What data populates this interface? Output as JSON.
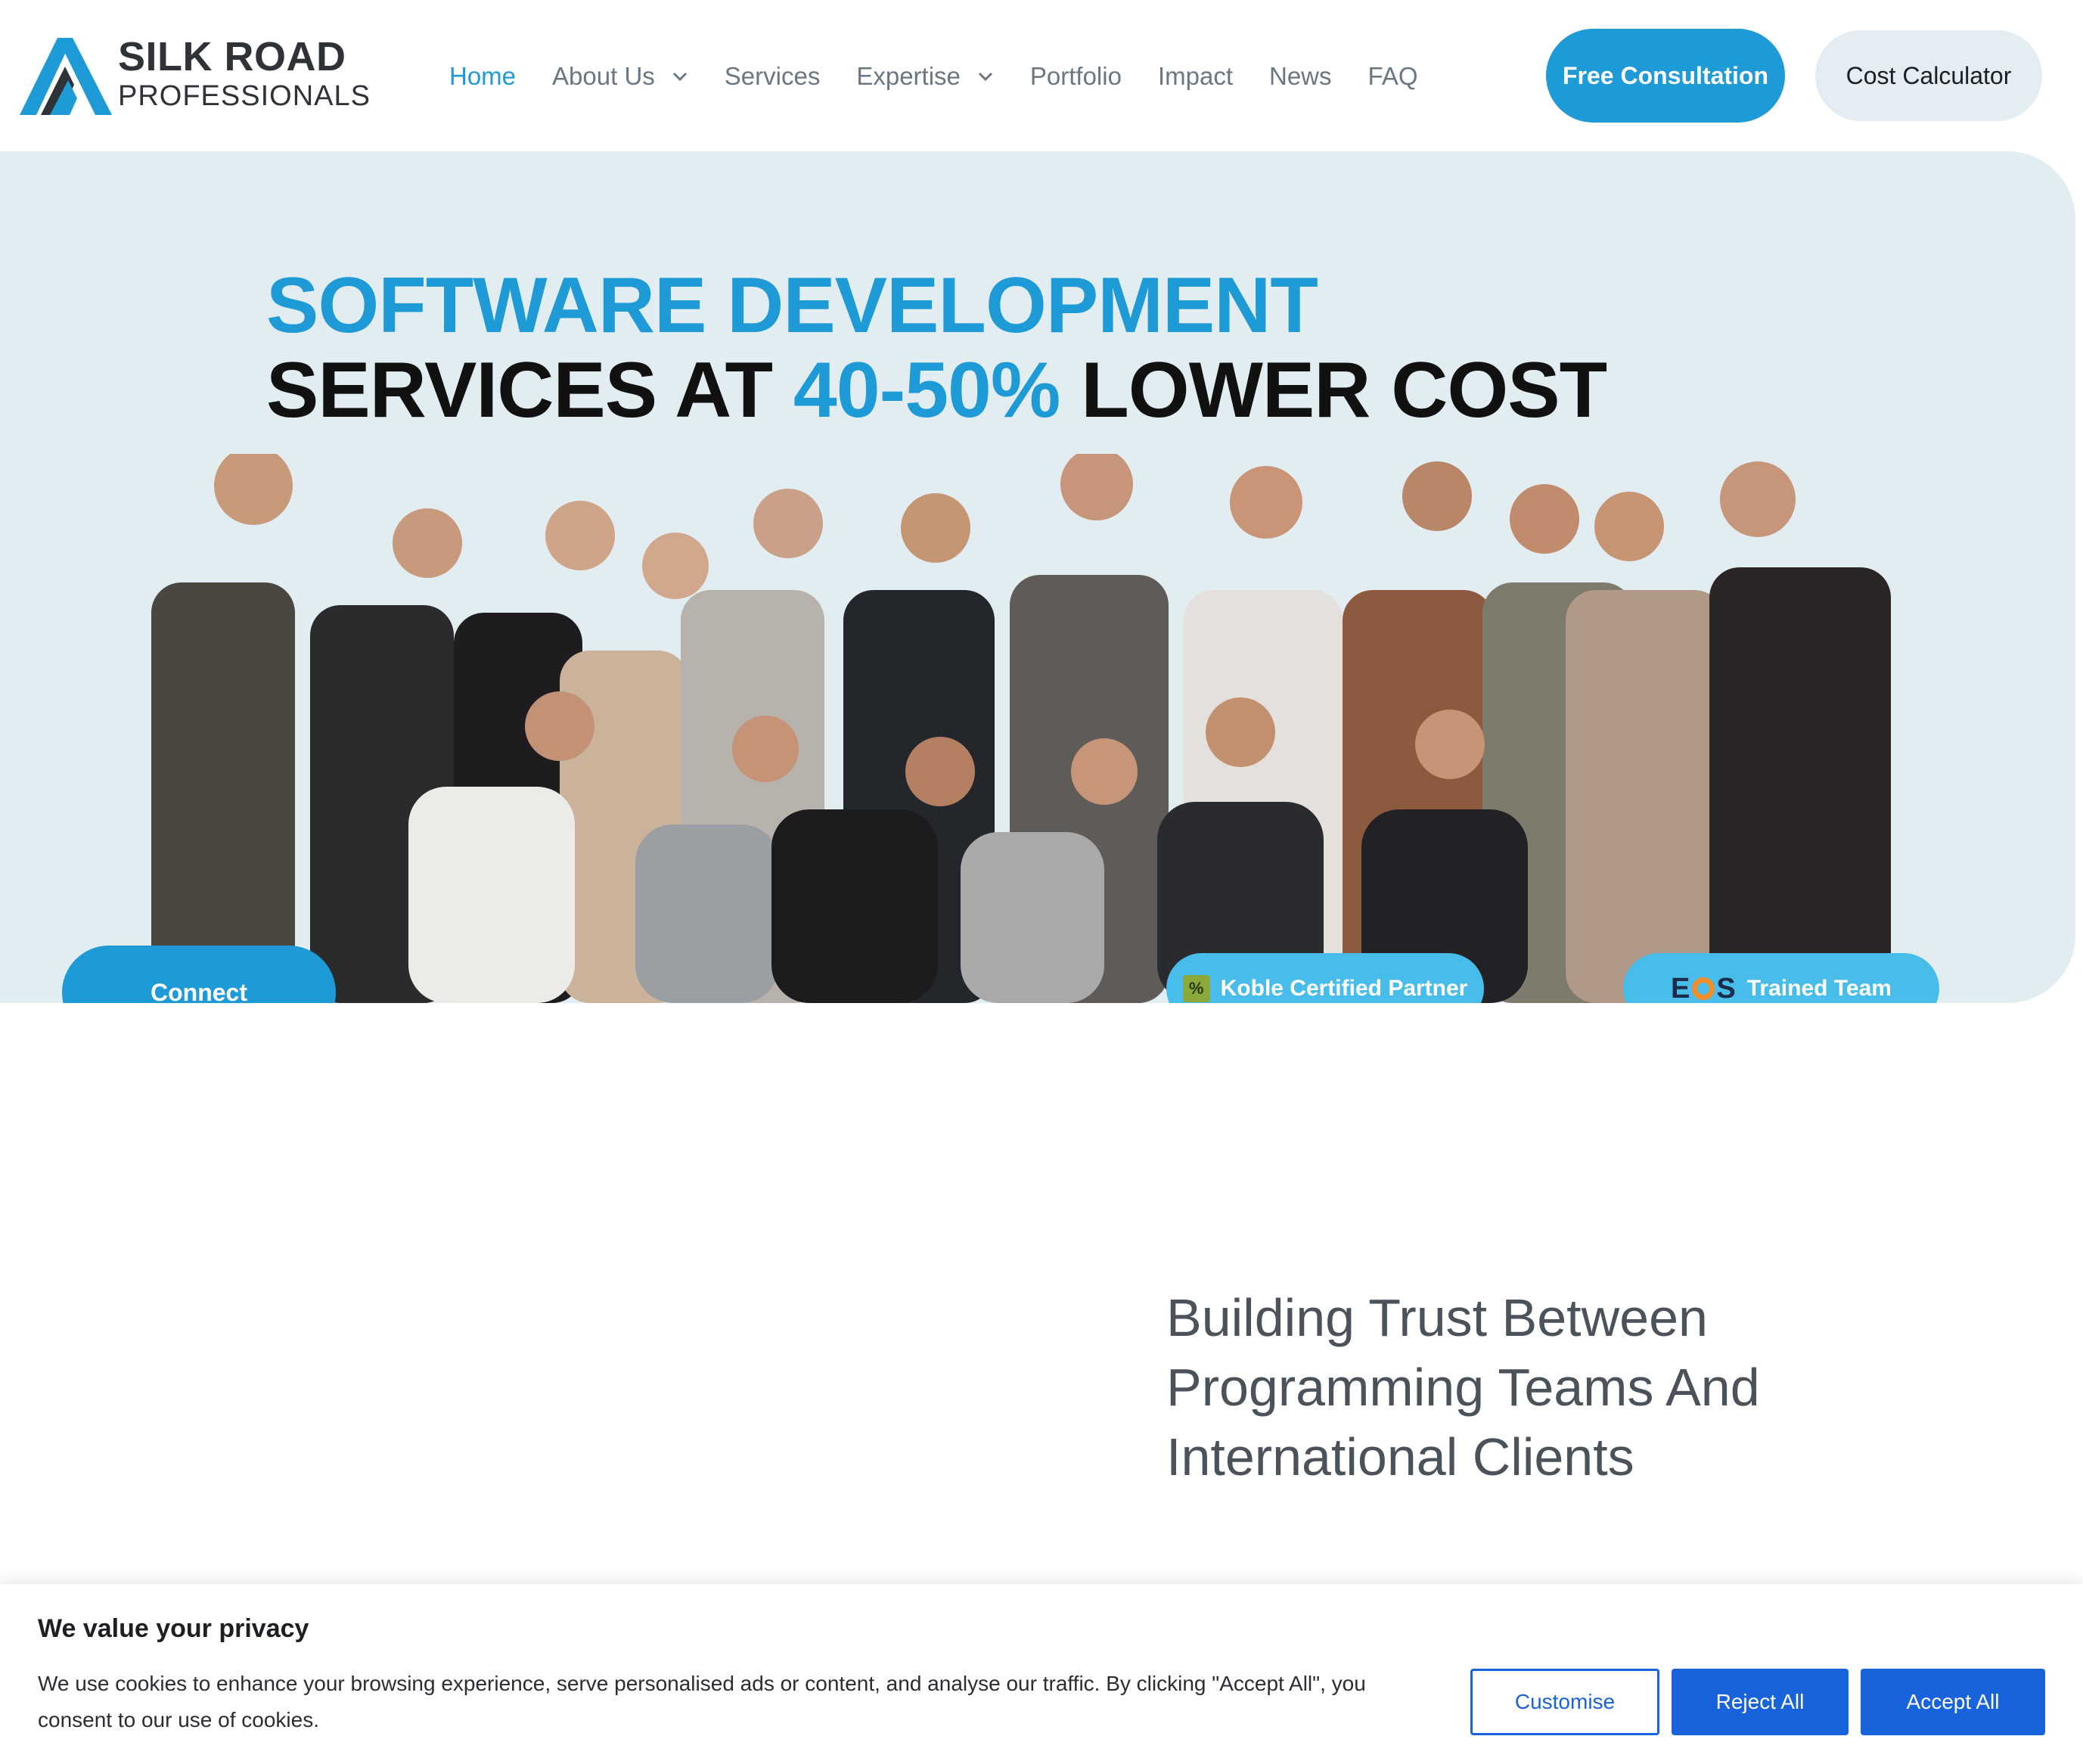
{
  "brand": {
    "name_line1": "SILK ROAD",
    "name_line2": "PROFESSIONALS",
    "color_primary": "#1e9ad6",
    "color_dark": "#2f3338"
  },
  "nav": {
    "items": [
      {
        "label": "Home",
        "active": true,
        "has_dropdown": false
      },
      {
        "label": "About Us",
        "active": false,
        "has_dropdown": true
      },
      {
        "label": "Services",
        "active": false,
        "has_dropdown": false
      },
      {
        "label": "Expertise",
        "active": false,
        "has_dropdown": true
      },
      {
        "label": "Portfolio",
        "active": false,
        "has_dropdown": false
      },
      {
        "label": "Impact",
        "active": false,
        "has_dropdown": false
      },
      {
        "label": "News",
        "active": false,
        "has_dropdown": false
      },
      {
        "label": "FAQ",
        "active": false,
        "has_dropdown": false
      }
    ],
    "consult_label": "Free Consultation",
    "calc_label": "Cost Calculator"
  },
  "hero": {
    "title_line1": "SOFTWARE DEVELOPMENT",
    "title_line2_pre": "SERVICES AT ",
    "title_line2_accent": "40-50%",
    "title_line2_post": " LOWER COST",
    "photo_icon": "team-photo",
    "connect_label": "Connect",
    "badge_koble": "Koble Certified Partner",
    "badge_koble_icon": "koble-logo-icon",
    "badge_eos": "Trained Team",
    "badge_eos_icon_text": "EOS",
    "background": "#e2edf1"
  },
  "section": {
    "heading": "Building Trust Between Programming Teams And International Clients"
  },
  "cookie": {
    "title": "We value your privacy",
    "text": "We use cookies to enhance your browsing experience, serve personalised ads or content, and analyse our traffic. By clicking \"Accept All\", you consent to our use of cookies.",
    "customise_label": "Customise",
    "reject_label": "Reject All",
    "accept_label": "Accept All",
    "button_color": "#1863dc"
  }
}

....

-- Stated exercise --
Exclude all images and restate the records above word for word.

-- Written answer --
What data populates this interface? Output as JSON.
{
  "brand": {
    "name_line1": "SILK ROAD",
    "name_line2": "PROFESSIONALS",
    "color_primary": "#1e9ad6",
    "color_dark": "#2f3338"
  },
  "nav": {
    "items": [
      {
        "label": "Home",
        "active": true,
        "has_dropdown": false
      },
      {
        "label": "About Us",
        "active": false,
        "has_dropdown": true
      },
      {
        "label": "Services",
        "active": false,
        "has_dropdown": false
      },
      {
        "label": "Expertise",
        "active": false,
        "has_dropdown": true
      },
      {
        "label": "Portfolio",
        "active": false,
        "has_dropdown": false
      },
      {
        "label": "Impact",
        "active": false,
        "has_dropdown": false
      },
      {
        "label": "News",
        "active": false,
        "has_dropdown": false
      },
      {
        "label": "FAQ",
        "active": false,
        "has_dropdown": false
      }
    ],
    "consult_label": "Free Consultation",
    "calc_label": "Cost Calculator"
  },
  "hero": {
    "title_line1": "SOFTWARE DEVELOPMENT",
    "title_line2_pre": "SERVICES AT ",
    "title_line2_accent": "40-50%",
    "title_line2_post": " LOWER COST",
    "photo_icon": "team-photo",
    "connect_label": "Connect",
    "badge_koble": "Koble Certified Partner",
    "badge_koble_icon": "koble-logo-icon",
    "badge_eos": "Trained Team",
    "badge_eos_icon_text": "EOS",
    "background": "#e2edf1"
  },
  "section": {
    "heading": "Building Trust Between Programming Teams And International Clients"
  },
  "cookie": {
    "title": "We value your privacy",
    "text": "We use cookies to enhance your browsing experience, serve personalised ads or content, and analyse our traffic. By clicking \"Accept All\", you consent to our use of cookies.",
    "customise_label": "Customise",
    "reject_label": "Reject All",
    "accept_label": "Accept All",
    "button_color": "#1863dc"
  }
}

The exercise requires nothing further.